Work to do
Your task is to quote the material that follows, in full and exactly.

Data provided
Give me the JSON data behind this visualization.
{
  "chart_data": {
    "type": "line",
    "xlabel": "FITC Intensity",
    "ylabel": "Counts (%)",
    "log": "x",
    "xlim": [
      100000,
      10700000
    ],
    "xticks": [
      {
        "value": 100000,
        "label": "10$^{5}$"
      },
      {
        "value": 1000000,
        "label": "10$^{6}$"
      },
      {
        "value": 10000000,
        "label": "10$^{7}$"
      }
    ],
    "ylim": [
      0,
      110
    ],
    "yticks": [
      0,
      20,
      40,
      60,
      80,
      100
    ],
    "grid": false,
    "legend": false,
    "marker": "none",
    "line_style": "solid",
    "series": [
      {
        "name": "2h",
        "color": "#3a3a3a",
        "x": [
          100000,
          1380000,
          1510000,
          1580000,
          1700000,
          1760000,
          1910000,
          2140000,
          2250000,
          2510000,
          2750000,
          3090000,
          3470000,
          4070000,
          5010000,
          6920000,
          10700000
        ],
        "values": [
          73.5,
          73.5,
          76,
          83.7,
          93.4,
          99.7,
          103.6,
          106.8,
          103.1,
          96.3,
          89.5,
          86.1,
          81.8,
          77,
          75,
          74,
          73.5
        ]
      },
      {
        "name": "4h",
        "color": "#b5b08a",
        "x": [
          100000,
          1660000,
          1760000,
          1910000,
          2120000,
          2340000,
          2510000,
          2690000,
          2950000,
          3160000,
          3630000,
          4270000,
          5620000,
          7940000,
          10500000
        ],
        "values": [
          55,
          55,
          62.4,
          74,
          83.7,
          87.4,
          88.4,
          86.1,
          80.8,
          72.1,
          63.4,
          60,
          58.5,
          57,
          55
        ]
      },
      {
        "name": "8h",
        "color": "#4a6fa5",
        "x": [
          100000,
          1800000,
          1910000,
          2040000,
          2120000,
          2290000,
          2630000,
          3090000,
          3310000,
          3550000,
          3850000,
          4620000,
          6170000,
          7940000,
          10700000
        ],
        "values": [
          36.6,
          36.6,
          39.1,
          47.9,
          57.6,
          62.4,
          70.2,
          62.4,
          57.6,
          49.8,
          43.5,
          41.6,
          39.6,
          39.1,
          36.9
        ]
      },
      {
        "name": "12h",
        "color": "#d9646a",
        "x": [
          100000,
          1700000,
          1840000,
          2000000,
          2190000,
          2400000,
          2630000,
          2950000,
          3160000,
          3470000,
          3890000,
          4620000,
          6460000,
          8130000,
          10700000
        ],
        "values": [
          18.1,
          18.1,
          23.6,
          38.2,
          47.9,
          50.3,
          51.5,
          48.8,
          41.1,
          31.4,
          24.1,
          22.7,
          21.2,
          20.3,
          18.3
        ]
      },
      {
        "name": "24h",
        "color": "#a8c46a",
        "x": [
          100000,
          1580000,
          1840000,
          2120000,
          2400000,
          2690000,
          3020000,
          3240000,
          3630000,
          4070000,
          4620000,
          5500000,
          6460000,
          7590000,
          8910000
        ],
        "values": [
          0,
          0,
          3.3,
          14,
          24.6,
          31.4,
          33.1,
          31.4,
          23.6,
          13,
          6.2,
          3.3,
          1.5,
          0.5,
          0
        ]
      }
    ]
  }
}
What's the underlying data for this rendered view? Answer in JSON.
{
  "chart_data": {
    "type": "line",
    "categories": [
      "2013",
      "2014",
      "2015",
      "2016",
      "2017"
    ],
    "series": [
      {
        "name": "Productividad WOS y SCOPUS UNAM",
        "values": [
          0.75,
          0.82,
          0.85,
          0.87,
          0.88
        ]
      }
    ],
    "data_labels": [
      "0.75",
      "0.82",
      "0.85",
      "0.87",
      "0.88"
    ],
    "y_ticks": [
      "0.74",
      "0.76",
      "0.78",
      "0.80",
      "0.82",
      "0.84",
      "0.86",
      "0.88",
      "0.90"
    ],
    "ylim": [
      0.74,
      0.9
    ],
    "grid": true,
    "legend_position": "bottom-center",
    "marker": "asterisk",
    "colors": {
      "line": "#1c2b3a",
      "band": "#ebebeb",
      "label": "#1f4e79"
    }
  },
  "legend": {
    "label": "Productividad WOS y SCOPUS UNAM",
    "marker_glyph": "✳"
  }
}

Complete response
Give me the JSON data behind this visualization.
{
  "chart_data": {
    "type": "line",
    "xlabel": "FITC Intensity",
    "ylabel": "Counts (%)",
    "log": "x",
    "xlim": [
      100000,
      10700000
    ],
    "xticks": [
      {
        "value": 100000,
        "label": "10$^{5}$"
      },
      {
        "value": 1000000,
        "label": "10$^{6}$"
      },
      {
        "value": 10000000,
        "label": "10$^{7}$"
      }
    ],
    "ylim": [
      0,
      110
    ],
    "yticks": [
      0,
      20,
      40,
      60,
      80,
      100
    ],
    "grid": false,
    "legend": false,
    "marker": "none",
    "line_style": "solid",
    "series": [
      {
        "name": "2h",
        "color": "#3a3a3a",
        "x": [
          100000,
          1380000,
          1510000,
          1580000,
          1700000,
          1760000,
          1910000,
          2140000,
          2250000,
          2510000,
          2750000,
          3090000,
          3470000,
          4070000,
          5010000,
          6920000,
          10700000
        ],
        "values": [
          73.5,
          73.5,
          76,
          83.7,
          93.4,
          99.7,
          103.6,
          106.8,
          103.1,
          96.3,
          89.5,
          86.1,
          81.8,
          77,
          75,
          74,
          73.5
        ]
      },
      {
        "name": "4h",
        "color": "#b5b08a",
        "x": [
          100000,
          1660000,
          1760000,
          1910000,
          2120000,
          2340000,
          2510000,
          2690000,
          2950000,
          3160000,
          3630000,
          4270000,
          5620000,
          7940000,
          10500000
        ],
        "values": [
          55,
          55,
          62.4,
          74,
          83.7,
          87.4,
          88.4,
          86.1,
          80.8,
          72.1,
          63.4,
          60,
          58.5,
          57,
          55
        ]
      },
      {
        "name": "8h",
        "color": "#4a6fa5",
        "x": [
          100000,
          1800000,
          1910000,
          2040000,
          2120000,
          2290000,
          2630000,
          3090000,
          3310000,
          3550000,
          3850000,
          4620000,
          6170000,
          7940000,
          10700000
        ],
        "values": [
          36.6,
          36.6,
          39.1,
          47.9,
          57.6,
          62.4,
          70.2,
          62.4,
          57.6,
          49.8,
          43.5,
          41.6,
          39.6,
          39.1,
          36.9
        ]
      },
      {
        "name": "12h",
        "color": "#d9646a",
        "x": [
          100000,
          1700000,
          1840000,
          2000000,
          2190000,
          2400000,
          2630000,
          2950000,
          3160000,
          3470000,
          3890000,
          4620000,
          6460000,
          8130000,
          10700000
        ],
        "values": [
          18.1,
          18.1,
          23.6,
          38.2,
          47.9,
          50.3,
          51.5,
          48.8,
          41.1,
          31.4,
          24.1,
          22.7,
          21.2,
          20.3,
          18.3
        ]
      },
      {
        "name": "24h",
        "color": "#a8c46a",
        "x": [
          100000,
          1580000,
          1840000,
          2120000,
          2400000,
          2690000,
          3020000,
          3240000,
          3630000,
          4070000,
          4620000,
          5500000,
          6460000,
          7590000,
          8910000
        ],
        "values": [
          0,
          0,
          3.3,
          14,
          24.6,
          31.4,
          33.1,
          31.4,
          23.6,
          13,
          6.2,
          3.3,
          1.5,
          0.5,
          0
        ]
      }
    ]
  }
}
What's the underlying data for this rendered view? Answer in JSON.
{
  "chart_data": {
    "type": "line",
    "categories": [
      "2013",
      "2014",
      "2015",
      "2016",
      "2017"
    ],
    "series": [
      {
        "name": "Productividad WOS y SCOPUS UNAM",
        "values": [
          0.75,
          0.82,
          0.85,
          0.87,
          0.88
        ]
      }
    ],
    "data_labels": [
      "0.75",
      "0.82",
      "0.85",
      "0.87",
      "0.88"
    ],
    "y_ticks": [
      "0.74",
      "0.76",
      "0.78",
      "0.80",
      "0.82",
      "0.84",
      "0.86",
      "0.88",
      "0.90"
    ],
    "ylim": [
      0.74,
      0.9
    ],
    "grid": true,
    "legend_position": "bottom-center",
    "marker": "asterisk",
    "colors": {
      "line": "#1c2b3a",
      "band": "#ebebeb",
      "label": "#1f4e79"
    }
  },
  "legend": {
    "label": "Productividad WOS y SCOPUS UNAM",
    "marker_glyph": "✳"
  }
}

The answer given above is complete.